What to produce: Write out the listing below again, precisely as it is given.

--- Start of Material shown ---

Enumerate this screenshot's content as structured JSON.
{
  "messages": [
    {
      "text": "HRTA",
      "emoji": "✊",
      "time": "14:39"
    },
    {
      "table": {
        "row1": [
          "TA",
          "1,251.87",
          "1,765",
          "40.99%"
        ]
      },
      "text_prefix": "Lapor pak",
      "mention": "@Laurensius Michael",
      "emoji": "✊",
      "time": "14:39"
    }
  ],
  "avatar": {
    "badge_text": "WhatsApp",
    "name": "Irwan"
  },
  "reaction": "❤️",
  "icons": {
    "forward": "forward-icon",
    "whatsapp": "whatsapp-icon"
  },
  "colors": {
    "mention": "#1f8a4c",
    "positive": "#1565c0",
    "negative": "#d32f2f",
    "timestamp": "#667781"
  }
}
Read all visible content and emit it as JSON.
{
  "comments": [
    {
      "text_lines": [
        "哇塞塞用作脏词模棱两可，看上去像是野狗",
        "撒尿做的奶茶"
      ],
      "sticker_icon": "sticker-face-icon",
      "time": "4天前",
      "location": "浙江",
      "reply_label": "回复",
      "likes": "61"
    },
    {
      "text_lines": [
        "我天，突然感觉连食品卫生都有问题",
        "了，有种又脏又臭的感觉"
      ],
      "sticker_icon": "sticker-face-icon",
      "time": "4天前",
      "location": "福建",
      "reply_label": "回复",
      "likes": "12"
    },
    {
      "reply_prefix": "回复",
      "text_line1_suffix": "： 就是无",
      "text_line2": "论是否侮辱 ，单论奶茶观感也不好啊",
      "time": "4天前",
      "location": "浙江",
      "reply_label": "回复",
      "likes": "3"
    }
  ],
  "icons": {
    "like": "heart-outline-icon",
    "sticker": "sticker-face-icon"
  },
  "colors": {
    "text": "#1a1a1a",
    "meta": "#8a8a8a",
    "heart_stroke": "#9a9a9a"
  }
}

--- End of Material shown ---

Exercise response:
Enumerate this screenshot's content as structured JSON.
{
  "messages": [
    {
      "text": "HRTA",
      "emoji": "✊",
      "time": "14:39"
    },
    {
      "table": {
        "row1": [
          "TA",
          "1,251.87",
          "1,765",
          "40.99%"
        ]
      },
      "text_prefix": "Lapor pak",
      "mention": "@Laurensius Michael",
      "emoji": "✊",
      "time": "14:39"
    }
  ],
  "avatar": {
    "badge_text": "WhatsApp",
    "name": "Irwan"
  },
  "reaction": "❤️",
  "icons": {
    "forward": "forward-icon",
    "whatsapp": "whatsapp-icon"
  },
  "colors": {
    "mention": "#1f8a4c",
    "positive": "#1565c0",
    "negative": "#d32f2f",
    "timestamp": "#667781"
  }
}
Read all visible content and emit it as JSON.
{
  "comments": [
    {
      "text_lines": [
        "哇塞塞用作脏词模棱两可，看上去像是野狗",
        "撒尿做的奶茶"
      ],
      "sticker_icon": "sticker-face-icon",
      "time": "4天前",
      "location": "浙江",
      "reply_label": "回复",
      "likes": "61"
    },
    {
      "text_lines": [
        "我天，突然感觉连食品卫生都有问题",
        "了，有种又脏又臭的感觉"
      ],
      "sticker_icon": "sticker-face-icon",
      "time": "4天前",
      "location": "福建",
      "reply_label": "回复",
      "likes": "12"
    },
    {
      "reply_prefix": "回复",
      "text_line1_suffix": "： 就是无",
      "text_line2": "论是否侮辱 ，单论奶茶观感也不好啊",
      "time": "4天前",
      "location": "浙江",
      "reply_label": "回复",
      "likes": "3"
    }
  ],
  "icons": {
    "like": "heart-outline-icon",
    "sticker": "sticker-face-icon"
  },
  "colors": {
    "text": "#1a1a1a",
    "meta": "#8a8a8a",
    "heart_stroke": "#9a9a9a"
  }
}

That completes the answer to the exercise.